TASK BRIEF: Select from the records below every line that has the word "frac" in it.

PROVIDED MATERIAL:

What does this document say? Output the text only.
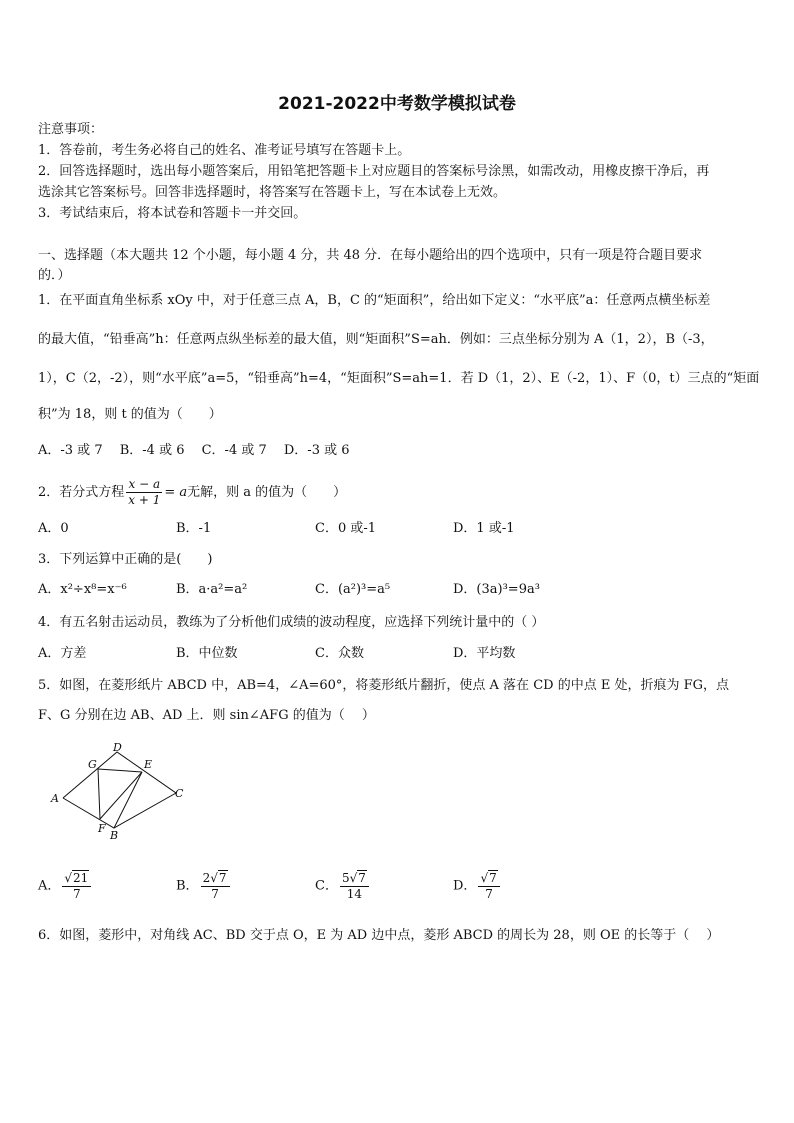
2021-2022中考数学模拟试卷
注意事项：
1．答卷前，考生务必将自己的姓名、准考证号填写在答题卡上。
2．回答选择题时，选出每小题答案后，用铅笔把答题卡上对应题目的答案标号涂黑，如需改动，用橡皮擦干净后，再
选涂其它答案标号。回答非选择题时，将答案写在答题卡上，写在本试卷上无效。
3．考试结束后，将本试卷和答题卡一并交回。
一、选择题（本大题共 12 个小题，每小题 4 分，共 48 分．在每小题给出的四个选项中，只有一项是符合题目要求
的．）
1．在平面直角坐标系 xOy 中，对于任意三点 A，B，C 的“矩面积”，给出如下定义：“水平底”a：任意两点横坐标差
的最大值，“铅垂高”h：任意两点纵坐标差的最大值，则“矩面积”S=ah．例如：三点坐标分别为 A（1，2），B（-3，
1），C（2，-2），则“水平底”a=5，“铅垂高”h=4，“矩面积”S=ah=1．若 D（1，2）、E（-2，1）、F（0，t）三点的“矩面
积”为 18，则 t 的值为（　　）
A．-3 或 7　 B．-4 或 6　 C．-4 或 7　 D．-3 或 6
2．若分式方程 $\frac{x - a}{x + 1} = a$无解，则 a 的值为（　　）
A．0	B．-1	C．0 或-1	D．1 或-1
3．下列运算中正确的是(　　)
A．x²÷x⁸=x⁻⁶	B．a·a²=a²	C．(a²)³=a⁵	D．(3a)³=9a³
4．有五名射击运动员，教练为了分析他们成绩的波动程度，应选择下列统计量中的（ ）
A．方差	B．中位数	C．众数	D．平均数
5．如图，在菱形纸片 ABCD 中，AB=4，∠A=60°，将菱形纸片翻折，使点 A 落在 CD 的中点 E 处，折痕为 FG，点
F、G 分别在边 AB、AD 上．则 sin∠AFG 的值为（　 ）
D
G	E
A	C
F
B
A． $\frac{√21}{7}$	B． $\frac{2√7}{7}$	C． $\frac{5√7}{14}$	D． $\frac{√7}{7}$
6．如图，菱形中，对角线 AC、BD 交于点 O，E 为 AD 边中点，菱形 ABCD 的周长为 28，则 OE 的长等于（　 ）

REPLY TO THE EXERCISE:
2．若分式方程 $\frac{x - a}{x + 1} = a$无解，则 a 的值为（　　）
A． $\frac{√21}{7}$	B． $\frac{2√7}{7}$	C． $\frac{5√7}{14}$	D． $\frac{√7}{7}$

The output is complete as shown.